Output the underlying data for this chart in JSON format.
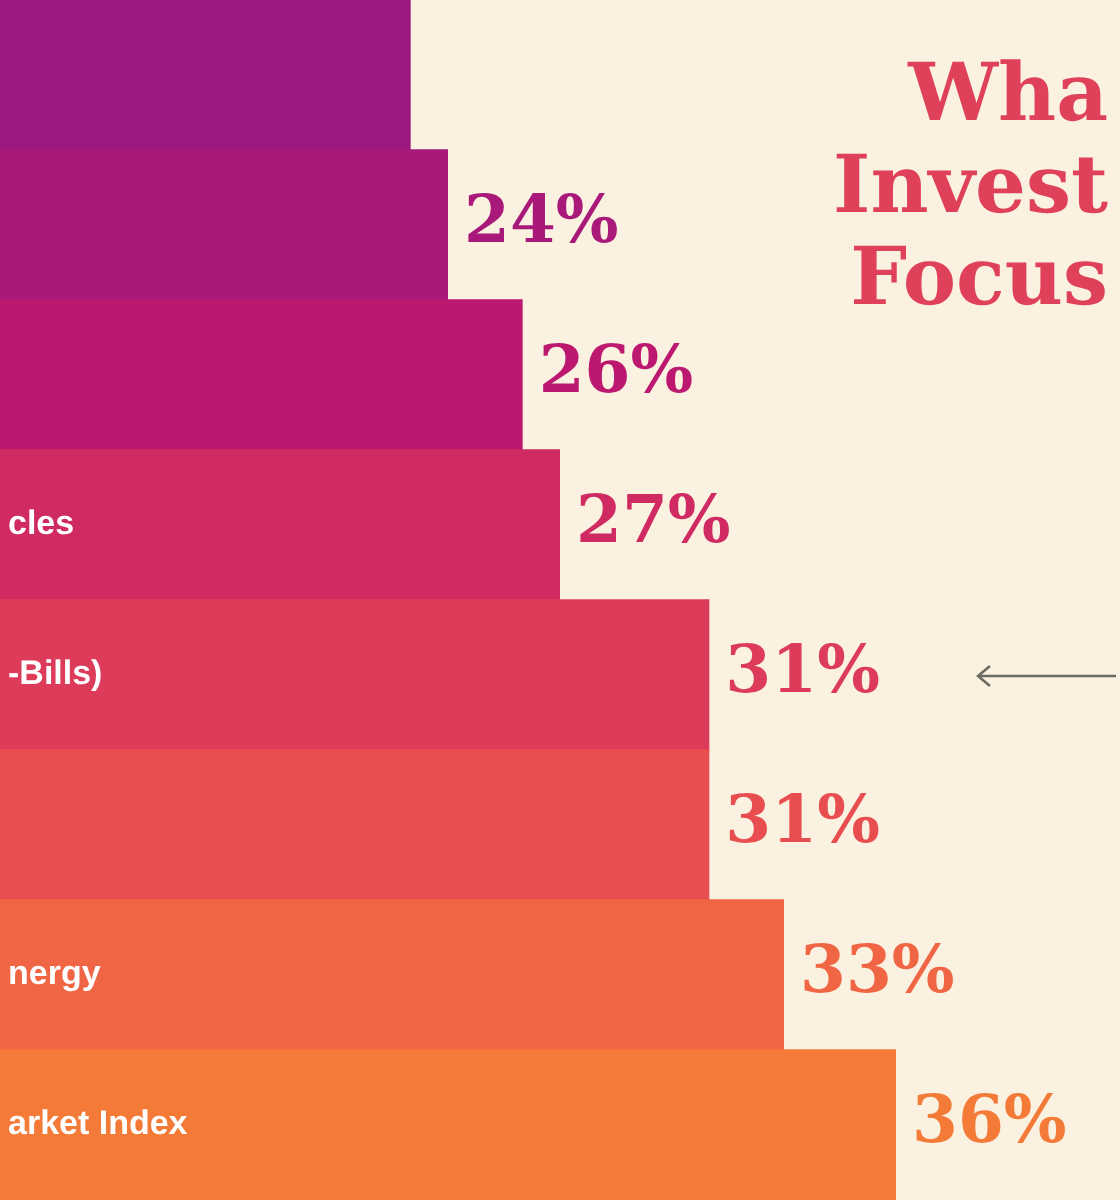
{
  "chart_data": {
    "type": "bar",
    "orientation": "horizontal",
    "title": "Wha Invest Focus",
    "categories": [
      null,
      null,
      null,
      "cles",
      "-Bills)",
      null,
      "nergy",
      "arket Index"
    ],
    "values": [
      23,
      24,
      26,
      27,
      31,
      31,
      33,
      36
    ],
    "value_labels": [
      null,
      "24%",
      "26%",
      "27%",
      "31%",
      "31%",
      "33%",
      "36%"
    ],
    "colors": [
      "#9c1a80",
      "#a8197a",
      "#bd1870",
      "#cf2a62",
      "#dc3c5a",
      "#e84d50",
      "#f06644",
      "#f47a38"
    ],
    "xlim": [
      12,
      42
    ],
    "legend": false
  }
}
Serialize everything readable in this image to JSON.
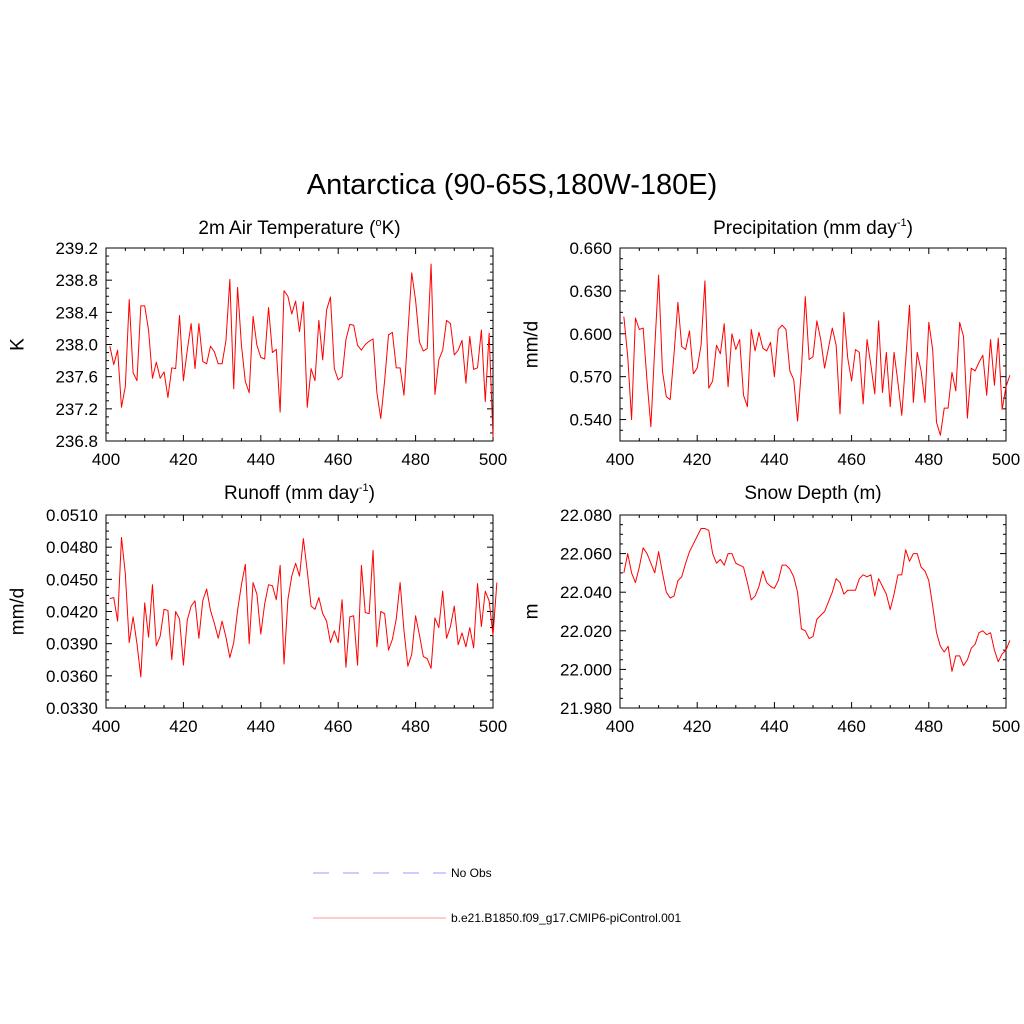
+--
== TASK STATEMENT ==
Repeat the listing in full and exactly. Do not include any images.

== COMPLETED EXERCISE ==
Output the underlying data for this chart in JSON format.
{
  "chart_data": {
    "type": "bar",
    "orientation": "horizontal",
    "title": "Wha Invest Focus",
    "categories": [
      null,
      null,
      null,
      "cles",
      "-Bills)",
      null,
      "nergy",
      "arket Index"
    ],
    "values": [
      23,
      24,
      26,
      27,
      31,
      31,
      33,
      36
    ],
    "value_labels": [
      null,
      "24%",
      "26%",
      "27%",
      "31%",
      "31%",
      "33%",
      "36%"
    ],
    "colors": [
      "#9c1a80",
      "#a8197a",
      "#bd1870",
      "#cf2a62",
      "#dc3c5a",
      "#e84d50",
      "#f06644",
      "#f47a38"
    ],
    "xlim": [
      12,
      42
    ],
    "legend": false
  }
}
Serialize everything readable in this image to JSON.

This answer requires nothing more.